### Written problem:
Copy the listing below in full and skip every picture.

### The input:
****************************************
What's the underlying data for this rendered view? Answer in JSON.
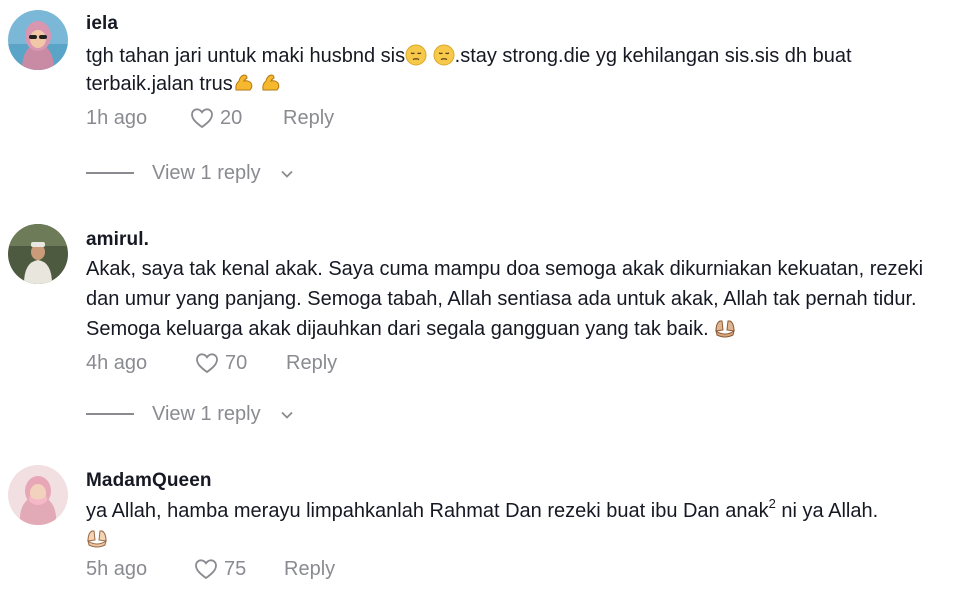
{
  "comments": [
    {
      "username": "iela",
      "text_part1": "tgh tahan jari untuk maki husbnd sis",
      "text_part2": ".stay strong.die yg kehilangan sis.sis dh buat terbaik.jalan trus",
      "time": "1h ago",
      "likes": "20",
      "reply_label": "Reply",
      "view_replies": "View 1 reply"
    },
    {
      "username": "amirul.",
      "text": "Akak, saya tak kenal akak. Saya cuma mampu doa semoga akak dikurniakan kekuatan, rezeki dan umur yang panjang. Semoga tabah, Allah sentiasa ada untuk akak, Allah tak pernah tidur. Semoga keluarga akak dijauhkan dari segala gangguan yang tak baik.",
      "time": "4h ago",
      "likes": "70",
      "reply_label": "Reply",
      "view_replies": "View 1 reply"
    },
    {
      "username": "MadamQueen",
      "text_part1": "ya Allah, hamba merayu limpahkanlah Rahmat Dan rezeki buat ibu Dan anak",
      "superscript": "2",
      "text_part2": " ni ya Allah.",
      "time": "5h ago",
      "likes": "75",
      "reply_label": "Reply"
    }
  ],
  "icons": {
    "like": "heart-outline-icon",
    "expand": "chevron-down-icon",
    "emoji_pensive": "pensive-face-emoji",
    "emoji_flexed": "flexed-biceps-emoji",
    "emoji_hands": "palms-up-together-emoji"
  },
  "colors": {
    "text": "#161823",
    "muted": "#8a8b91",
    "background": "#ffffff"
  }
}
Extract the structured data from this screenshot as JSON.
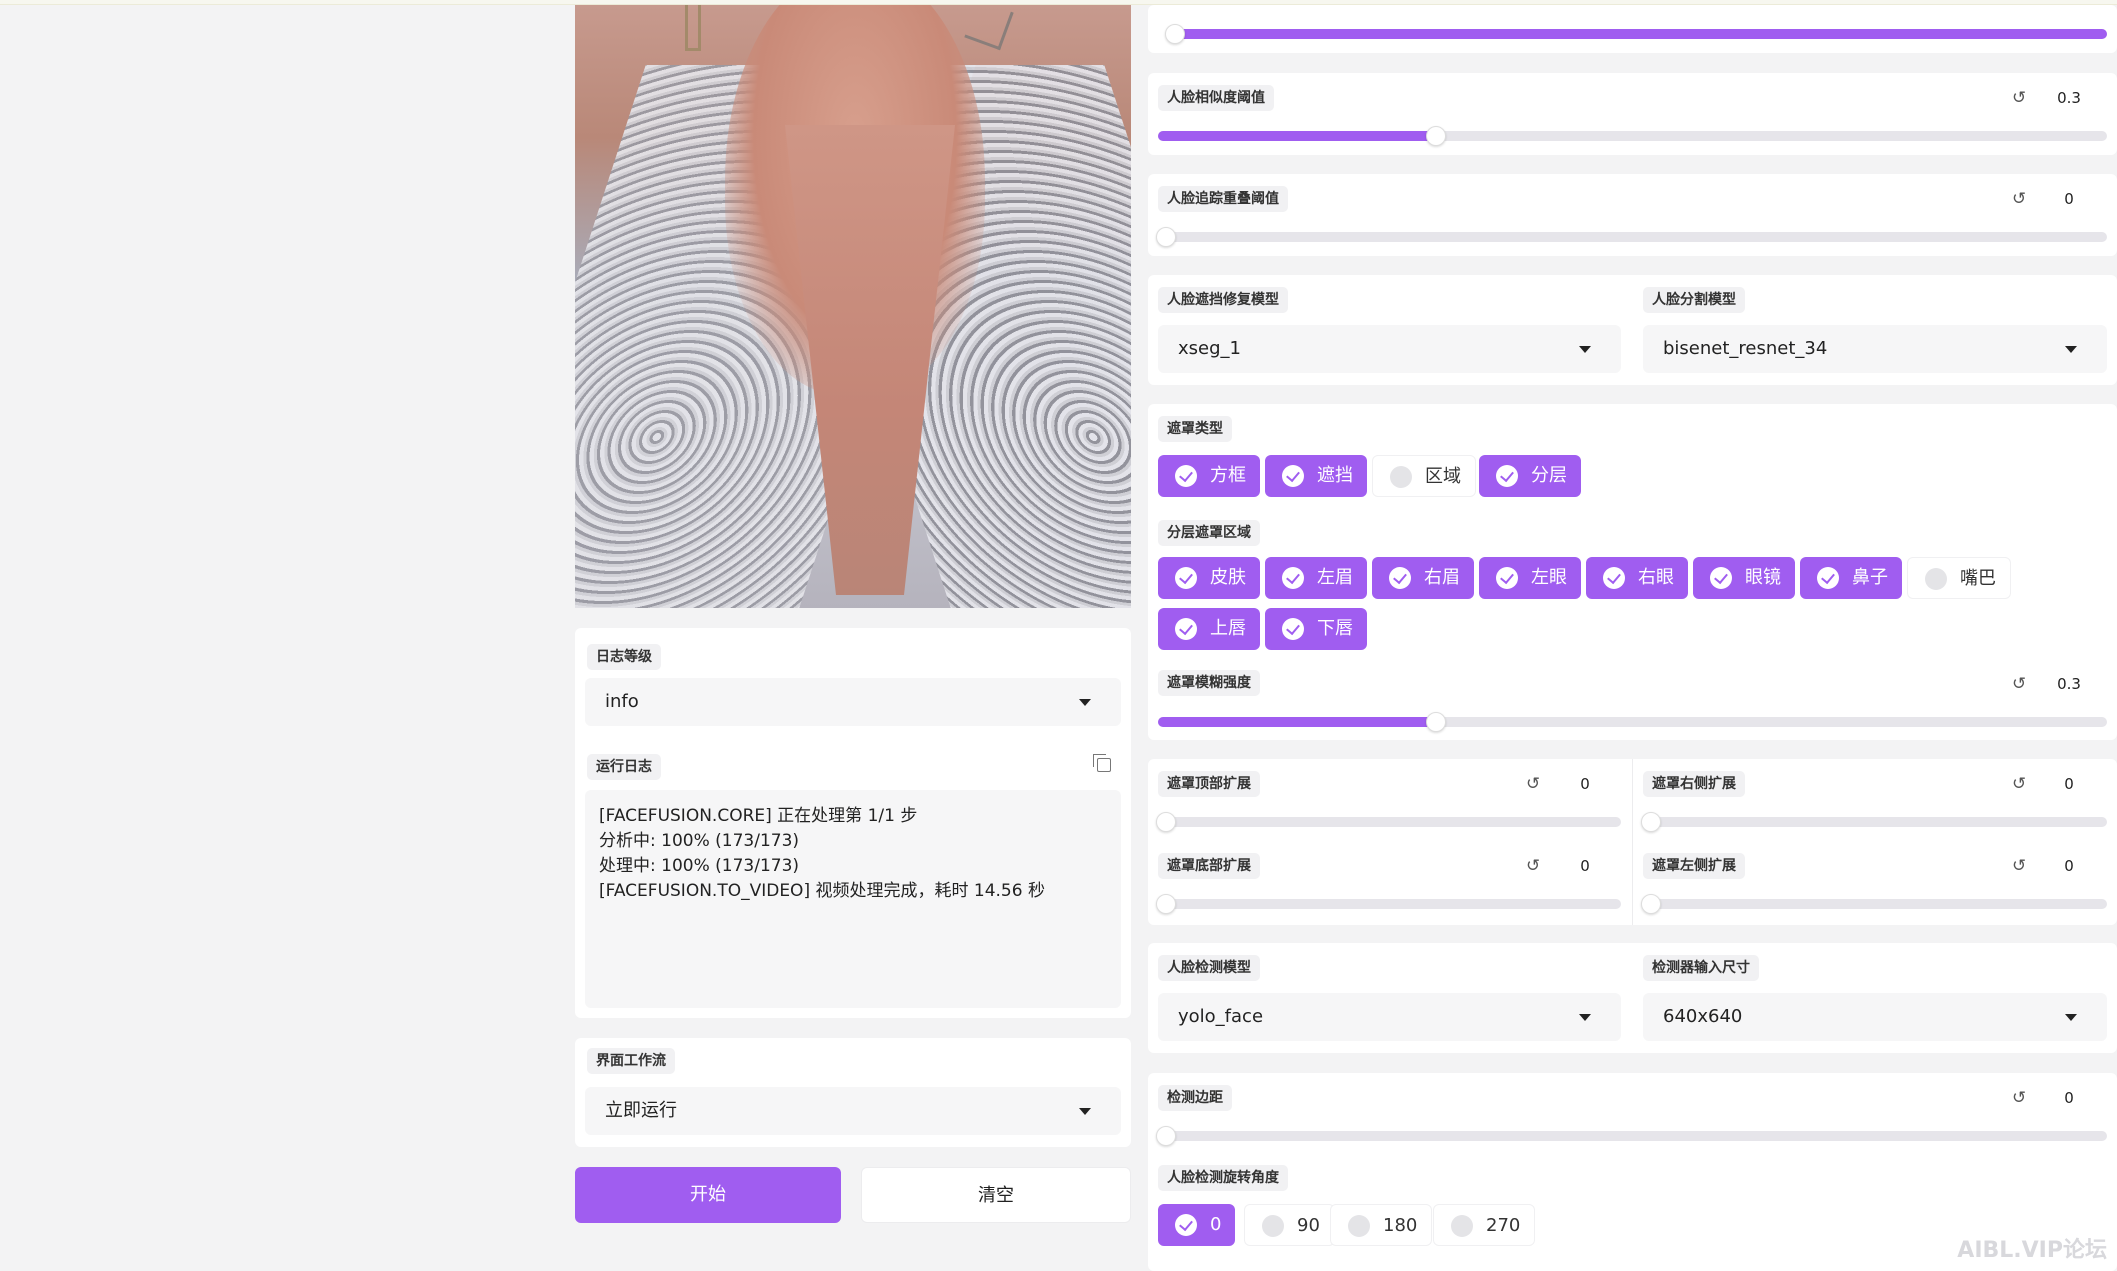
{
  "left": {
    "log_level": {
      "label": "日志等级",
      "value": "info"
    },
    "run_log": {
      "label": "运行日志",
      "lines": [
        "[FACEFUSION.CORE] 正在处理第 1/1 步",
        "分析中: 100% (173/173)",
        "处理中: 100% (173/173)",
        "[FACEFUSION.TO_VIDEO] 视频处理完成，耗时 14.56 秒"
      ]
    },
    "ui_workflow": {
      "label": "界面工作流",
      "value": "立即运行"
    },
    "start_label": "开始",
    "clear_label": "清空"
  },
  "right": {
    "top_slider": {
      "value": 1.0
    },
    "face_similarity": {
      "label": "人脸相似度阈值",
      "value": "0.3",
      "fraction": 0.3
    },
    "face_track_overlap": {
      "label": "人脸追踪重叠阈值",
      "value": "0",
      "fraction": 0
    },
    "occluder_model": {
      "label": "人脸遮挡修复模型",
      "value": "xseg_1"
    },
    "parser_model": {
      "label": "人脸分割模型",
      "value": "bisenet_resnet_34"
    },
    "mask_types": {
      "label": "遮罩类型",
      "options": [
        {
          "label": "方框",
          "checked": true
        },
        {
          "label": "遮挡",
          "checked": true
        },
        {
          "label": "区域",
          "checked": false
        },
        {
          "label": "分层",
          "checked": true
        }
      ]
    },
    "mask_regions": {
      "label": "分层遮罩区域",
      "options": [
        {
          "label": "皮肤",
          "checked": true
        },
        {
          "label": "左眉",
          "checked": true
        },
        {
          "label": "右眉",
          "checked": true
        },
        {
          "label": "左眼",
          "checked": true
        },
        {
          "label": "右眼",
          "checked": true
        },
        {
          "label": "眼镜",
          "checked": true
        },
        {
          "label": "鼻子",
          "checked": true
        },
        {
          "label": "嘴巴",
          "checked": false
        },
        {
          "label": "上唇",
          "checked": true
        },
        {
          "label": "下唇",
          "checked": true
        }
      ]
    },
    "mask_blur": {
      "label": "遮罩模糊强度",
      "value": "0.3",
      "fraction": 0.3
    },
    "padding_top": {
      "label": "遮罩顶部扩展",
      "value": "0"
    },
    "padding_right": {
      "label": "遮罩右侧扩展",
      "value": "0"
    },
    "padding_bottom": {
      "label": "遮罩底部扩展",
      "value": "0"
    },
    "padding_left": {
      "label": "遮罩左侧扩展",
      "value": "0"
    },
    "detector_model": {
      "label": "人脸检测模型",
      "value": "yolo_face"
    },
    "detector_size": {
      "label": "检测器输入尺寸",
      "value": "640x640"
    },
    "detector_margin": {
      "label": "检测边距",
      "value": "0"
    },
    "detector_angles": {
      "label": "人脸检测旋转角度",
      "options": [
        {
          "label": "0",
          "checked": true
        },
        {
          "label": "90",
          "checked": false
        },
        {
          "label": "180",
          "checked": false
        },
        {
          "label": "270",
          "checked": false
        }
      ]
    },
    "reset_icon": "reset-icon"
  },
  "watermark": "AIBL.VIP论坛",
  "colors": {
    "accent": "#a05df0",
    "panel": "#ffffff",
    "background": "#f3f3f4"
  }
}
****************************************
### Answer to the problem:
What's the underlying data for this rendered view? Answer in JSON.
{
  "comments": [
    {
      "username": "iela",
      "text_part1": "tgh tahan jari untuk maki husbnd sis",
      "text_part2": ".stay strong.die yg kehilangan sis.sis dh buat terbaik.jalan trus",
      "time": "1h ago",
      "likes": "20",
      "reply_label": "Reply",
      "view_replies": "View 1 reply"
    },
    {
      "username": "amirul.",
      "text": "Akak, saya tak kenal akak. Saya cuma mampu doa semoga akak dikurniakan kekuatan, rezeki dan umur yang panjang. Semoga tabah, Allah sentiasa ada untuk akak, Allah tak pernah tidur. Semoga keluarga akak dijauhkan dari segala gangguan yang tak baik.",
      "time": "4h ago",
      "likes": "70",
      "reply_label": "Reply",
      "view_replies": "View 1 reply"
    },
    {
      "username": "MadamQueen",
      "text_part1": "ya Allah, hamba merayu limpahkanlah Rahmat Dan rezeki buat ibu Dan anak",
      "superscript": "2",
      "text_part2": " ni ya Allah.",
      "time": "5h ago",
      "likes": "75",
      "reply_label": "Reply"
    }
  ],
  "icons": {
    "like": "heart-outline-icon",
    "expand": "chevron-down-icon",
    "emoji_pensive": "pensive-face-emoji",
    "emoji_flexed": "flexed-biceps-emoji",
    "emoji_hands": "palms-up-together-emoji"
  },
  "colors": {
    "text": "#161823",
    "muted": "#8a8b91",
    "background": "#ffffff"
  }
}
Extract the structured data from this screenshot as JSON.
{
  "left": {
    "log_level": {
      "label": "日志等级",
      "value": "info"
    },
    "run_log": {
      "label": "运行日志",
      "lines": [
        "[FACEFUSION.CORE] 正在处理第 1/1 步",
        "分析中: 100% (173/173)",
        "处理中: 100% (173/173)",
        "[FACEFUSION.TO_VIDEO] 视频处理完成，耗时 14.56 秒"
      ]
    },
    "ui_workflow": {
      "label": "界面工作流",
      "value": "立即运行"
    },
    "start_label": "开始",
    "clear_label": "清空"
  },
  "right": {
    "top_slider": {
      "value": 1.0
    },
    "face_similarity": {
      "label": "人脸相似度阈值",
      "value": "0.3",
      "fraction": 0.3
    },
    "face_track_overlap": {
      "label": "人脸追踪重叠阈值",
      "value": "0",
      "fraction": 0
    },
    "occluder_model": {
      "label": "人脸遮挡修复模型",
      "value": "xseg_1"
    },
    "parser_model": {
      "label": "人脸分割模型",
      "value": "bisenet_resnet_34"
    },
    "mask_types": {
      "label": "遮罩类型",
      "options": [
        {
          "label": "方框",
          "checked": true
        },
        {
          "label": "遮挡",
          "checked": true
        },
        {
          "label": "区域",
          "checked": false
        },
        {
          "label": "分层",
          "checked": true
        }
      ]
    },
    "mask_regions": {
      "label": "分层遮罩区域",
      "options": [
        {
          "label": "皮肤",
          "checked": true
        },
        {
          "label": "左眉",
          "checked": true
        },
        {
          "label": "右眉",
          "checked": true
        },
        {
          "label": "左眼",
          "checked": true
        },
        {
          "label": "右眼",
          "checked": true
        },
        {
          "label": "眼镜",
          "checked": true
        },
        {
          "label": "鼻子",
          "checked": true
        },
        {
          "label": "嘴巴",
          "checked": false
        },
        {
          "label": "上唇",
          "checked": true
        },
        {
          "label": "下唇",
          "checked": true
        }
      ]
    },
    "mask_blur": {
      "label": "遮罩模糊强度",
      "value": "0.3",
      "fraction": 0.3
    },
    "padding_top": {
      "label": "遮罩顶部扩展",
      "value": "0"
    },
    "padding_right": {
      "label": "遮罩右侧扩展",
      "value": "0"
    },
    "padding_bottom": {
      "label": "遮罩底部扩展",
      "value": "0"
    },
    "padding_left": {
      "label": "遮罩左侧扩展",
      "value": "0"
    },
    "detector_model": {
      "label": "人脸检测模型",
      "value": "yolo_face"
    },
    "detector_size": {
      "label": "检测器输入尺寸",
      "value": "640x640"
    },
    "detector_margin": {
      "label": "检测边距",
      "value": "0"
    },
    "detector_angles": {
      "label": "人脸检测旋转角度",
      "options": [
        {
          "label": "0",
          "checked": true
        },
        {
          "label": "90",
          "checked": false
        },
        {
          "label": "180",
          "checked": false
        },
        {
          "label": "270",
          "checked": false
        }
      ]
    },
    "reset_icon": "reset-icon"
  },
  "watermark": "AIBL.VIP论坛",
  "colors": {
    "accent": "#a05df0",
    "panel": "#ffffff",
    "background": "#f3f3f4"
  }
}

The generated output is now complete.